→ TEXTE SOURCE:

+-------+

Confrontés à l'éducation de plus
en plus difficile des enfants, comment agir et réagir ? Quelques pistes pour
aider à créer des têtes bien faites plutôt que bien pleines.
Quelle est la
base de la relation que l'on développe avec l'enfant ? L'éduquer, est-ce lui
donner quelque chose ou est-ce faire grandir quelque chose en lui ? Là peut se
trouver la confusion.
Si l'éducateur a comme expérience
de vie une relation constamment dépendante de l'avoir, sa tendance va être de
privilégier les éléments matériels pour faire face à telle ou telle situation
éducative, et il va se trouver confronté à la difficulté de capter l'attention
de l'enfant. Car un enfant est-il véritablement intéressé par des objets ou
situations autres que ceux censés lui apporter une gratification immédiate ? Il
faut se rappeller que le caprice de l'enfant se trouve toujours lié à
l'insatisfaction immédiate. D'où l'attrait que peut exercer sur lui toute
possibilité d'une telle gratification : le monde des images faciles, télévisuelles,
jeux vidéo, etc., entre autres, en est un bon exemple. D'où, aussi, la
difficulté que peuvent avoir les professeurs lorsqu'ils ne transmettent pas des
éléments de gratification qui s'appliquent au goût ou aux intérêts des enfants
auxquels ils s'adressent. Et on a trop tendance à croire que la bonne éducation
consiste à satisfaire cette revendication quasi capricieuse de l'enfant.
Une bonne éducation ne consiste
pas à transmettre par des stratagèmes des objets satisfaisants et donc captant
automatiquement l'attention de l'enfant.
L'autre vision
Je pense que
l'éducation doit, dès le départ, se fonder sur une autre vision dans laquelle
il n'est pas uniquement question de donner du savoir qui manque, mais de faire
grandir en l'enfant ce qui s'y trouve déjà et ne demande qu'à grandir. Et les
objets de savoir, en l'occurrence, ne seront que des prétextes déclencheurs
mais en aucun cas vécus comme des substituts aux manques de l'enfant. La seule
façon, à ce moment-là, que l'on a de pouvoir susciter l'intérêt ou l'attention,
c'est en touchant l'envie de grandir qu'il y a chez tout enfant.
De même un bon instructeur
spirituel ne transmet pas des objets de savoir à ses élèves ; il stimule en eux
le profond besoin qui existe en chaque être et qui est la présence et le besoin
de Dieu ; il stimule ce besoin de vérité qui est en chacun de nous : tout,
alors, devient prétexte à faire grandir non pas la connaissance mais la
co-naissance spirituelle, par la prise de conscience à l'aide de travaux
divers.
Un éducateur, pour moi, c'est
quelqu'un qui vient toucher, à un autre niveau, cette dimension de l'être et
qui donne à l'enfant envie de grandir, tout en accompagnant cette envie, en la
structurant. Et là, chaque éducateur avec ses qualités propres, doit inventer
la structure - prétexte qui va permettre de faire évoluer ce grandir.

+-------+

→ DONNÉES EXTRAITES:
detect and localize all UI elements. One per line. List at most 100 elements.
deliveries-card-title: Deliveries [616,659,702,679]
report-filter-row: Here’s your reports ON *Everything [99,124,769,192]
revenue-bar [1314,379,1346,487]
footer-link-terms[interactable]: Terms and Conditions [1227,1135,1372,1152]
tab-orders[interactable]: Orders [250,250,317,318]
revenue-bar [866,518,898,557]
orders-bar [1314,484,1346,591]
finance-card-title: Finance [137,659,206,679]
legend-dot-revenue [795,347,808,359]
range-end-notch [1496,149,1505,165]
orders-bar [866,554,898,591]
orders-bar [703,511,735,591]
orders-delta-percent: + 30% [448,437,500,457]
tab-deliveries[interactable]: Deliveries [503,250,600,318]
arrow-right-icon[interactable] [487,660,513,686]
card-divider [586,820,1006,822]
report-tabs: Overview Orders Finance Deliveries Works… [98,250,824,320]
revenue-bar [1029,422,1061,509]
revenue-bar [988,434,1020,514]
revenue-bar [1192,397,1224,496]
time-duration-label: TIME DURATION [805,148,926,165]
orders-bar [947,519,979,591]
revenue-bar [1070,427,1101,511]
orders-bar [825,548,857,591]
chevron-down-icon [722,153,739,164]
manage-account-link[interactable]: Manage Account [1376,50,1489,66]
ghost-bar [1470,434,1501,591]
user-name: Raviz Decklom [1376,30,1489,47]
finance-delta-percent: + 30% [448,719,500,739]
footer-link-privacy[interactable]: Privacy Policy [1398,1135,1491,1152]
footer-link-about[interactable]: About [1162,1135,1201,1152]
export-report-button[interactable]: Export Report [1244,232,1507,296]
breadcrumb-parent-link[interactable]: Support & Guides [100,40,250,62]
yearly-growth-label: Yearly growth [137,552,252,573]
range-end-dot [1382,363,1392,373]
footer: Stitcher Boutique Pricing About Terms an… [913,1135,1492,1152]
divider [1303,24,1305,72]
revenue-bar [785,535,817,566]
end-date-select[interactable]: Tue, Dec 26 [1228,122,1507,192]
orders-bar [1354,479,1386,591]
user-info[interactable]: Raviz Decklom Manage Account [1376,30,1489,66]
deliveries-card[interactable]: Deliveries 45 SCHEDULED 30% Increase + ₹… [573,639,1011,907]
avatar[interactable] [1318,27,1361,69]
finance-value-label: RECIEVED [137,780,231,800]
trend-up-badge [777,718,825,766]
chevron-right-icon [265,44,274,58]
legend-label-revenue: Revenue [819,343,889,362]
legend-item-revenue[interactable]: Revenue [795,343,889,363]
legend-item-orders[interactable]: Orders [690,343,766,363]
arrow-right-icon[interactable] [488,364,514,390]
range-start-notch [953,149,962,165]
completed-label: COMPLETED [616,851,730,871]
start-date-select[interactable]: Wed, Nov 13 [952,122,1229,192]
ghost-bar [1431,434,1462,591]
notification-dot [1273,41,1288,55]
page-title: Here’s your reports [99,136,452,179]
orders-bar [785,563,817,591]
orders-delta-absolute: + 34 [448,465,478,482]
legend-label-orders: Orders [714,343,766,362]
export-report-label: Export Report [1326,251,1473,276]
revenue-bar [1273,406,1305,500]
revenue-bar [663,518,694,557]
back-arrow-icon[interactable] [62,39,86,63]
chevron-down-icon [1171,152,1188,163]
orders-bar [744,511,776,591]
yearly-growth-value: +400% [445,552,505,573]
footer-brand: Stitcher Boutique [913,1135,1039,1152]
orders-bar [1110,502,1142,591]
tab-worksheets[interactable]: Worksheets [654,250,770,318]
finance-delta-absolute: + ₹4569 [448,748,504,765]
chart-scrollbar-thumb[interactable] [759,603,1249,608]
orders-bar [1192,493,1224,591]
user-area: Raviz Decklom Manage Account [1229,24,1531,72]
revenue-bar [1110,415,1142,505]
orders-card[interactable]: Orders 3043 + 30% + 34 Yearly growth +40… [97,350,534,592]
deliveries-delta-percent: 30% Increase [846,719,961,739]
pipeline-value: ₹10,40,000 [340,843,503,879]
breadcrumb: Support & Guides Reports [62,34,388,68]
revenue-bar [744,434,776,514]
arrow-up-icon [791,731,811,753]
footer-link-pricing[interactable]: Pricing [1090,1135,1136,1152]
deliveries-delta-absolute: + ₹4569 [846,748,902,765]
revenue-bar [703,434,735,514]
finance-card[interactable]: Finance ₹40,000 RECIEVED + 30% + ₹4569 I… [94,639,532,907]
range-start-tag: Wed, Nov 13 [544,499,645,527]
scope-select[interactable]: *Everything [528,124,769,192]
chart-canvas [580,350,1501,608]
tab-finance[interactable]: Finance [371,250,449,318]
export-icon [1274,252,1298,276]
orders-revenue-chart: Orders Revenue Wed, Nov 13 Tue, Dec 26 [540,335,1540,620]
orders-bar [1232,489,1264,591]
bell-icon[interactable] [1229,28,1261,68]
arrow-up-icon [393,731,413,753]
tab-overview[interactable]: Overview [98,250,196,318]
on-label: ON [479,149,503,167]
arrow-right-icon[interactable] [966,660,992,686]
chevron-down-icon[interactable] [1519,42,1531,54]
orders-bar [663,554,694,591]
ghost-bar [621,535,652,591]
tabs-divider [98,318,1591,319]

+-------+

D'après le texte sur l'éducation des enfants, à quoi le caprice de l'enfant est-il toujours lié ?

→ RÉPONSE RÉDIGÉE: Il est toujours lié à l'insatisfaction immédiate.